--- START Materials provided ---
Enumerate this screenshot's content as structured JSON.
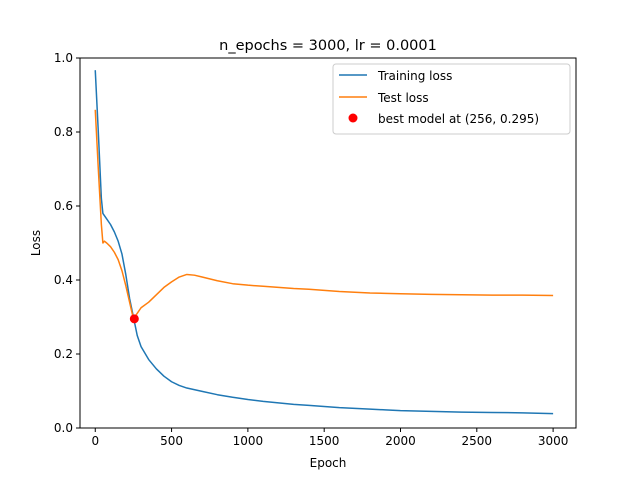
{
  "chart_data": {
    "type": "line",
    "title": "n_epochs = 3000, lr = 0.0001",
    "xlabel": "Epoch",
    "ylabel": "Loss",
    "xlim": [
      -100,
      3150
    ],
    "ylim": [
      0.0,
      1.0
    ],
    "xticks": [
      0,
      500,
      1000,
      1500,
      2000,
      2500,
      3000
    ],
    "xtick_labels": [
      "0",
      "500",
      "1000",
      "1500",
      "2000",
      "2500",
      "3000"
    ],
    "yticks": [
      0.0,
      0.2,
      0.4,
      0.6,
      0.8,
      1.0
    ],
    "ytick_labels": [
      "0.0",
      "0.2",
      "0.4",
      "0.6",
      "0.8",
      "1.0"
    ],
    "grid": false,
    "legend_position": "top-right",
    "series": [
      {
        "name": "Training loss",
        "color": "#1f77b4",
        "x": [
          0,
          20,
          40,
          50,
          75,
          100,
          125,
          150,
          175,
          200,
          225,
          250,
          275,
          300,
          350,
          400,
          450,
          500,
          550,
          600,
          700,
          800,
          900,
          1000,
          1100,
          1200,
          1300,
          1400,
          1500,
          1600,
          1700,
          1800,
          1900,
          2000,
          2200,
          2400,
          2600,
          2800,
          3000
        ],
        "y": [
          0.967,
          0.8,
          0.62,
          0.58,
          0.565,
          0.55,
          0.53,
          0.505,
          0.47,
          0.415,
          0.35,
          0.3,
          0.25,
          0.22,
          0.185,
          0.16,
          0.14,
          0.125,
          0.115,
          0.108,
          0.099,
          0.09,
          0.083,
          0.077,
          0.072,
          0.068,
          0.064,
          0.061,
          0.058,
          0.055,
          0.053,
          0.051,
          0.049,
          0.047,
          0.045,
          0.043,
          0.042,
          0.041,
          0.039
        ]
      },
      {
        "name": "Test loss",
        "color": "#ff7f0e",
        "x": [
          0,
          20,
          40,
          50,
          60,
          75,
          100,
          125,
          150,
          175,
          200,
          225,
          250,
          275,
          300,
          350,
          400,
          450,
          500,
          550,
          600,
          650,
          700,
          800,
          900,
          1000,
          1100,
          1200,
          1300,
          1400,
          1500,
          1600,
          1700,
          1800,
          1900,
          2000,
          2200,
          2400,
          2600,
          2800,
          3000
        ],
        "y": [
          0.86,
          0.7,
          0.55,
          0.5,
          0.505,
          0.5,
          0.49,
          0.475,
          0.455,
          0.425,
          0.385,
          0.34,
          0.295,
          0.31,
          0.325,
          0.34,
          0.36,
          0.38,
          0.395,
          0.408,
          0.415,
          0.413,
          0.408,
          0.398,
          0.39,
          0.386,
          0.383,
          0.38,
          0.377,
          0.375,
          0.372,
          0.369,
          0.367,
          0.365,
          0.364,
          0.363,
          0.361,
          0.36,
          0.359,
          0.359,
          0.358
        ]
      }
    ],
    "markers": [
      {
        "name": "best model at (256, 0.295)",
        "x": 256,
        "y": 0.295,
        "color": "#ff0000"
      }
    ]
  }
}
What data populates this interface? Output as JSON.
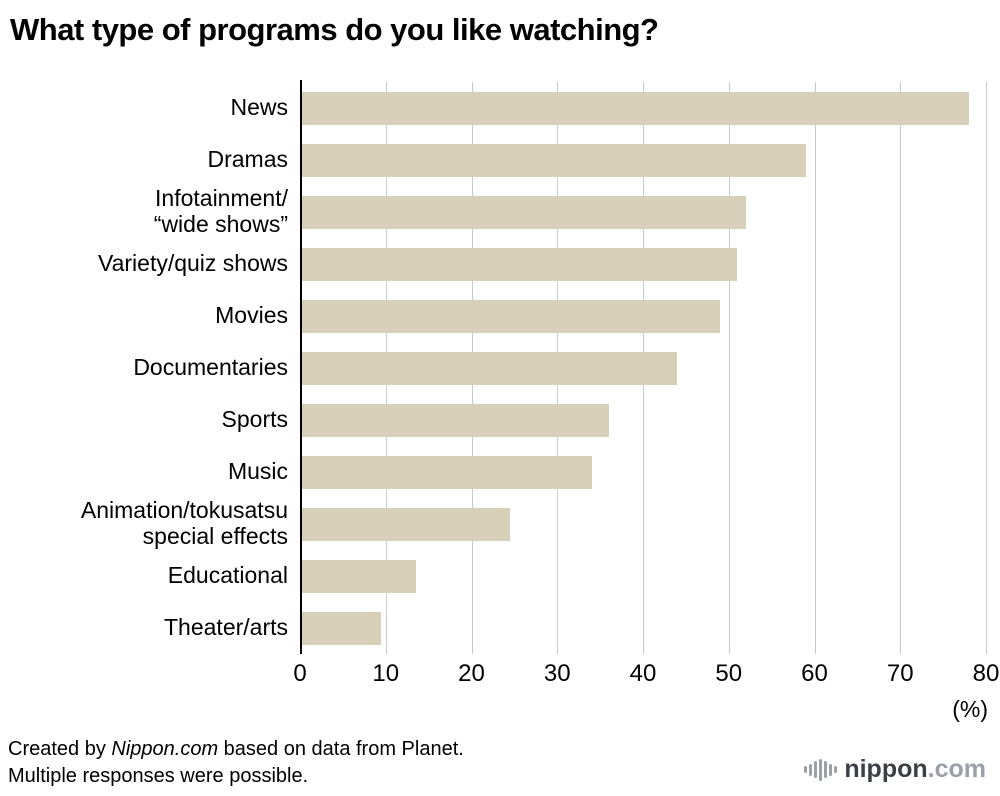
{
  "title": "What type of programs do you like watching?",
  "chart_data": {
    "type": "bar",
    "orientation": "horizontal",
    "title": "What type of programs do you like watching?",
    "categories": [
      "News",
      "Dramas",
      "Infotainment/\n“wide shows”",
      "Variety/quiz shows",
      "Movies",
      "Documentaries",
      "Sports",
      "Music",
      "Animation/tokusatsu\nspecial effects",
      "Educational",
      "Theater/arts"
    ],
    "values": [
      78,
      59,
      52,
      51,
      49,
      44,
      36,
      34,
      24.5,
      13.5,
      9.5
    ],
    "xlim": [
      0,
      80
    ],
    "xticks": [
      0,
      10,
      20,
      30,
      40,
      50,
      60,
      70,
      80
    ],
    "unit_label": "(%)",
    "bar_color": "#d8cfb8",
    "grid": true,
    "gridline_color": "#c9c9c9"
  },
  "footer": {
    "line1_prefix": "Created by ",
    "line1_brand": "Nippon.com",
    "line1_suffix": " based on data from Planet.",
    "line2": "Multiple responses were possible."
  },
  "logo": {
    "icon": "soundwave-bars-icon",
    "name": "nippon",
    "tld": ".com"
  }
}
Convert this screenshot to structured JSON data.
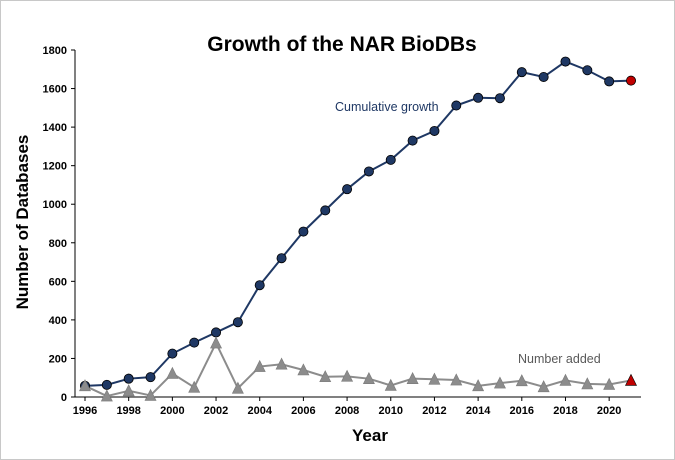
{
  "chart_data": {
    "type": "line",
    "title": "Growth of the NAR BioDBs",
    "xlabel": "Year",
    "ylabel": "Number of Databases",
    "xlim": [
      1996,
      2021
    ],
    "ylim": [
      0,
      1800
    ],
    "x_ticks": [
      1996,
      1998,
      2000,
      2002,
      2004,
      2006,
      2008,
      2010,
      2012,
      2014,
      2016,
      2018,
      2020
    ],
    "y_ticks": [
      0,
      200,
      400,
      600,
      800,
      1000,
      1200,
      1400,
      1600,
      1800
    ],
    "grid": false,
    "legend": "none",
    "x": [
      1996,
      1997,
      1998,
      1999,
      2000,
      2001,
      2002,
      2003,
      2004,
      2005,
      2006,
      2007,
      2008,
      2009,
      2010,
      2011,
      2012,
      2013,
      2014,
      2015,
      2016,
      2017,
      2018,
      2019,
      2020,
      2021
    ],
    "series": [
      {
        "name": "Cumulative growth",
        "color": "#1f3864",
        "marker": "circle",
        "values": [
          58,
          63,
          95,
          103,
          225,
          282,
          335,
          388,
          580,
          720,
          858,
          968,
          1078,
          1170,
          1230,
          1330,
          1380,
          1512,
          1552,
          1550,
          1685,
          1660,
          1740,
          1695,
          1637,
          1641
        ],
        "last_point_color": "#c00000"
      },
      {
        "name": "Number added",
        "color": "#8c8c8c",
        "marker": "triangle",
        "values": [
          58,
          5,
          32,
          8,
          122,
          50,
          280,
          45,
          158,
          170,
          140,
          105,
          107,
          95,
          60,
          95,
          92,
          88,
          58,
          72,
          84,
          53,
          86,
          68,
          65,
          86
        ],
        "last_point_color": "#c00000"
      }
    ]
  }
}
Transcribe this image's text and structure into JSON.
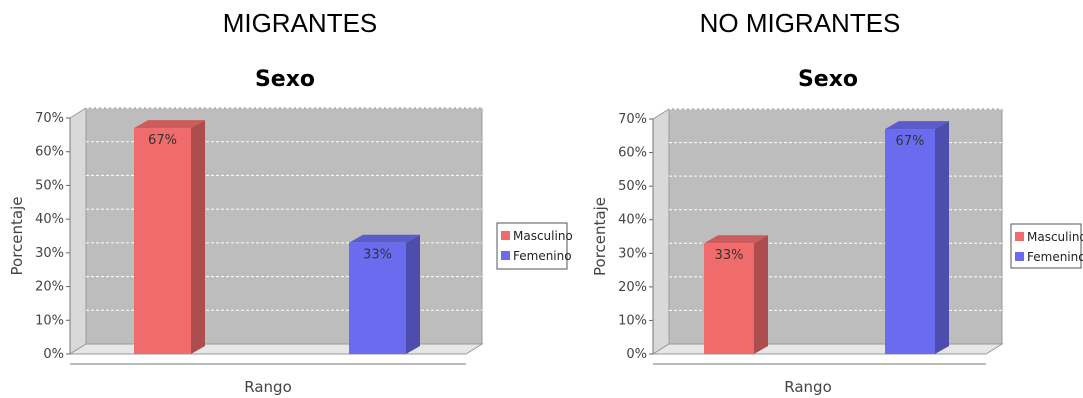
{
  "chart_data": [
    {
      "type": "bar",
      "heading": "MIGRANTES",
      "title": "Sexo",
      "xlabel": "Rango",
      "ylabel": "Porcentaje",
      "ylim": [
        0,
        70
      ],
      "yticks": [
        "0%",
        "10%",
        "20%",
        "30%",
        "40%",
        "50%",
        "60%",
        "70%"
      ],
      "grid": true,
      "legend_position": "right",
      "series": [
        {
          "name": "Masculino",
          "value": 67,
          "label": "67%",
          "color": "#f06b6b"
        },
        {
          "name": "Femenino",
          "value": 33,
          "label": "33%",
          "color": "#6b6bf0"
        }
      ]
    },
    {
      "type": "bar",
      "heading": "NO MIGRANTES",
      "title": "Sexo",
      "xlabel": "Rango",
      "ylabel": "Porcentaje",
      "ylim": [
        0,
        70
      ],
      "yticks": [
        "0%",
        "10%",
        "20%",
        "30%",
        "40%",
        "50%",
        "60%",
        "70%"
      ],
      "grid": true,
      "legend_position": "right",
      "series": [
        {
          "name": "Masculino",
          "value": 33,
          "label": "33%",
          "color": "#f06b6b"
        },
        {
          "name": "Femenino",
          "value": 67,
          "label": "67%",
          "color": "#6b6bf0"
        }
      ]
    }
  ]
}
--- END Materials provided ---
Ignore the images and quote every line of the listing exactly.

Enumerate this screenshot's content as structured JSON.
{
  "chart_data": {
    "type": "line",
    "title": "n_epochs = 3000, lr = 0.0001",
    "xlabel": "Epoch",
    "ylabel": "Loss",
    "xlim": [
      -100,
      3150
    ],
    "ylim": [
      0.0,
      1.0
    ],
    "xticks": [
      0,
      500,
      1000,
      1500,
      2000,
      2500,
      3000
    ],
    "xtick_labels": [
      "0",
      "500",
      "1000",
      "1500",
      "2000",
      "2500",
      "3000"
    ],
    "yticks": [
      0.0,
      0.2,
      0.4,
      0.6,
      0.8,
      1.0
    ],
    "ytick_labels": [
      "0.0",
      "0.2",
      "0.4",
      "0.6",
      "0.8",
      "1.0"
    ],
    "grid": false,
    "legend_position": "top-right",
    "series": [
      {
        "name": "Training loss",
        "color": "#1f77b4",
        "x": [
          0,
          20,
          40,
          50,
          75,
          100,
          125,
          150,
          175,
          200,
          225,
          250,
          275,
          300,
          350,
          400,
          450,
          500,
          550,
          600,
          700,
          800,
          900,
          1000,
          1100,
          1200,
          1300,
          1400,
          1500,
          1600,
          1700,
          1800,
          1900,
          2000,
          2200,
          2400,
          2600,
          2800,
          3000
        ],
        "y": [
          0.967,
          0.8,
          0.62,
          0.58,
          0.565,
          0.55,
          0.53,
          0.505,
          0.47,
          0.415,
          0.35,
          0.3,
          0.25,
          0.22,
          0.185,
          0.16,
          0.14,
          0.125,
          0.115,
          0.108,
          0.099,
          0.09,
          0.083,
          0.077,
          0.072,
          0.068,
          0.064,
          0.061,
          0.058,
          0.055,
          0.053,
          0.051,
          0.049,
          0.047,
          0.045,
          0.043,
          0.042,
          0.041,
          0.039
        ]
      },
      {
        "name": "Test loss",
        "color": "#ff7f0e",
        "x": [
          0,
          20,
          40,
          50,
          60,
          75,
          100,
          125,
          150,
          175,
          200,
          225,
          250,
          275,
          300,
          350,
          400,
          450,
          500,
          550,
          600,
          650,
          700,
          800,
          900,
          1000,
          1100,
          1200,
          1300,
          1400,
          1500,
          1600,
          1700,
          1800,
          1900,
          2000,
          2200,
          2400,
          2600,
          2800,
          3000
        ],
        "y": [
          0.86,
          0.7,
          0.55,
          0.5,
          0.505,
          0.5,
          0.49,
          0.475,
          0.455,
          0.425,
          0.385,
          0.34,
          0.295,
          0.31,
          0.325,
          0.34,
          0.36,
          0.38,
          0.395,
          0.408,
          0.415,
          0.413,
          0.408,
          0.398,
          0.39,
          0.386,
          0.383,
          0.38,
          0.377,
          0.375,
          0.372,
          0.369,
          0.367,
          0.365,
          0.364,
          0.363,
          0.361,
          0.36,
          0.359,
          0.359,
          0.358
        ]
      }
    ],
    "markers": [
      {
        "name": "best model at (256, 0.295)",
        "x": 256,
        "y": 0.295,
        "color": "#ff0000"
      }
    ]
  }
}
What data populates this interface? Output as JSON.
{
  "title": "What type of programs do you like watching?",
  "chart_data": {
    "type": "bar",
    "orientation": "horizontal",
    "title": "What type of programs do you like watching?",
    "categories": [
      "News",
      "Dramas",
      "Infotainment/\n“wide shows”",
      "Variety/quiz shows",
      "Movies",
      "Documentaries",
      "Sports",
      "Music",
      "Animation/tokusatsu\nspecial effects",
      "Educational",
      "Theater/arts"
    ],
    "values": [
      78,
      59,
      52,
      51,
      49,
      44,
      36,
      34,
      24.5,
      13.5,
      9.5
    ],
    "xlim": [
      0,
      80
    ],
    "xticks": [
      0,
      10,
      20,
      30,
      40,
      50,
      60,
      70,
      80
    ],
    "unit_label": "(%)",
    "bar_color": "#d8cfb8",
    "grid": true,
    "gridline_color": "#c9c9c9"
  },
  "footer": {
    "line1_prefix": "Created by ",
    "line1_brand": "Nippon.com",
    "line1_suffix": " based on data from Planet.",
    "line2": "Multiple responses were possible."
  },
  "logo": {
    "icon": "soundwave-bars-icon",
    "name": "nippon",
    "tld": ".com"
  }
}
Convert this screenshot to structured JSON data.
{
  "chart_data": {
    "type": "line",
    "title": "Growth of the NAR BioDBs",
    "xlabel": "Year",
    "ylabel": "Number of Databases",
    "xlim": [
      1996,
      2021
    ],
    "ylim": [
      0,
      1800
    ],
    "x_ticks": [
      1996,
      1998,
      2000,
      2002,
      2004,
      2006,
      2008,
      2010,
      2012,
      2014,
      2016,
      2018,
      2020
    ],
    "y_ticks": [
      0,
      200,
      400,
      600,
      800,
      1000,
      1200,
      1400,
      1600,
      1800
    ],
    "grid": false,
    "legend": "none",
    "x": [
      1996,
      1997,
      1998,
      1999,
      2000,
      2001,
      2002,
      2003,
      2004,
      2005,
      2006,
      2007,
      2008,
      2009,
      2010,
      2011,
      2012,
      2013,
      2014,
      2015,
      2016,
      2017,
      2018,
      2019,
      2020,
      2021
    ],
    "series": [
      {
        "name": "Cumulative growth",
        "color": "#1f3864",
        "marker": "circle",
        "values": [
          58,
          63,
          95,
          103,
          225,
          282,
          335,
          388,
          580,
          720,
          858,
          968,
          1078,
          1170,
          1230,
          1330,
          1380,
          1512,
          1552,
          1550,
          1685,
          1660,
          1740,
          1695,
          1637,
          1641
        ],
        "last_point_color": "#c00000"
      },
      {
        "name": "Number added",
        "color": "#8c8c8c",
        "marker": "triangle",
        "values": [
          58,
          5,
          32,
          8,
          122,
          50,
          280,
          45,
          158,
          170,
          140,
          105,
          107,
          95,
          60,
          95,
          92,
          88,
          58,
          72,
          84,
          53,
          86,
          68,
          65,
          86
        ],
        "last_point_color": "#c00000"
      }
    ]
  }
}
Transcribe this image's text and structure into JSON.
{
  "chart_data": [
    {
      "type": "bar",
      "heading": "MIGRANTES",
      "title": "Sexo",
      "xlabel": "Rango",
      "ylabel": "Porcentaje",
      "ylim": [
        0,
        70
      ],
      "yticks": [
        "0%",
        "10%",
        "20%",
        "30%",
        "40%",
        "50%",
        "60%",
        "70%"
      ],
      "grid": true,
      "legend_position": "right",
      "series": [
        {
          "name": "Masculino",
          "value": 67,
          "label": "67%",
          "color": "#f06b6b"
        },
        {
          "name": "Femenino",
          "value": 33,
          "label": "33%",
          "color": "#6b6bf0"
        }
      ]
    },
    {
      "type": "bar",
      "heading": "NO MIGRANTES",
      "title": "Sexo",
      "xlabel": "Rango",
      "ylabel": "Porcentaje",
      "ylim": [
        0,
        70
      ],
      "yticks": [
        "0%",
        "10%",
        "20%",
        "30%",
        "40%",
        "50%",
        "60%",
        "70%"
      ],
      "grid": true,
      "legend_position": "right",
      "series": [
        {
          "name": "Masculino",
          "value": 33,
          "label": "33%",
          "color": "#f06b6b"
        },
        {
          "name": "Femenino",
          "value": 67,
          "label": "67%",
          "color": "#6b6bf0"
        }
      ]
    }
  ]
}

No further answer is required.